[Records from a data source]
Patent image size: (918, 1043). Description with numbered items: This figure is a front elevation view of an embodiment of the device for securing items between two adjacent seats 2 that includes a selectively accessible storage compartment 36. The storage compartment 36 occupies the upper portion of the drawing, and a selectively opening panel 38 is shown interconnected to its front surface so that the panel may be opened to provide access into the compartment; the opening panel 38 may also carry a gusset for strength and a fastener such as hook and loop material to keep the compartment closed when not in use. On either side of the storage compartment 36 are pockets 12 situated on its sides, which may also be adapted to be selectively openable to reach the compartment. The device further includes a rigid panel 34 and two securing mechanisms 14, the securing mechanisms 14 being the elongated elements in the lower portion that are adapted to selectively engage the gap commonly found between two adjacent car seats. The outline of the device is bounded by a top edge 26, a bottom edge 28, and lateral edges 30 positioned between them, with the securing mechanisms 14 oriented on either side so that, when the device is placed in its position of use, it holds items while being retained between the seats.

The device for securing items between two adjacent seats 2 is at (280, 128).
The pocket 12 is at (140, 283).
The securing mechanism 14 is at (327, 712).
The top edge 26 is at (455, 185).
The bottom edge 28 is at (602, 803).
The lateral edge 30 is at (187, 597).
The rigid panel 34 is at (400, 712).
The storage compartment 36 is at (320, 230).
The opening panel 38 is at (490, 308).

## Problem to solve
Copy every line of the items above that contains the string "rigid", treating uppercase and lowercase as different.

## Solution to this exercise
Patent image size: (918, 1043). Description with numbered items: This figure is a front elevation view of an embodiment of the device for securing items between two adjacent seats 2 that includes a selectively accessible storage compartment 36. The storage compartment 36 occupies the upper portion of the drawing, and a selectively opening panel 38 is shown interconnected to its front surface so that the panel may be opened to provide access into the compartment; the opening panel 38 may also carry a gusset for strength and a fastener such as hook and loop material to keep the compartment closed when not in use. On either side of the storage compartment 36 are pockets 12 situated on its sides, which may also be adapted to be selectively openable to reach the compartment. The device further includes a rigid panel 34 and two securing mechanisms 14, the securing mechanisms 14 being the elongated elements in the lower portion that are adapted to selectively engage the gap commonly found between two adjacent car seats. The outline of the device is bounded by a top edge 26, a bottom edge 28, and lateral edges 30 positioned between them, with the securing mechanisms 14 oriented on either side so that, when the device is placed in its position of use, it holds items while being retained between the seats.
The rigid panel 34 is at (400, 712).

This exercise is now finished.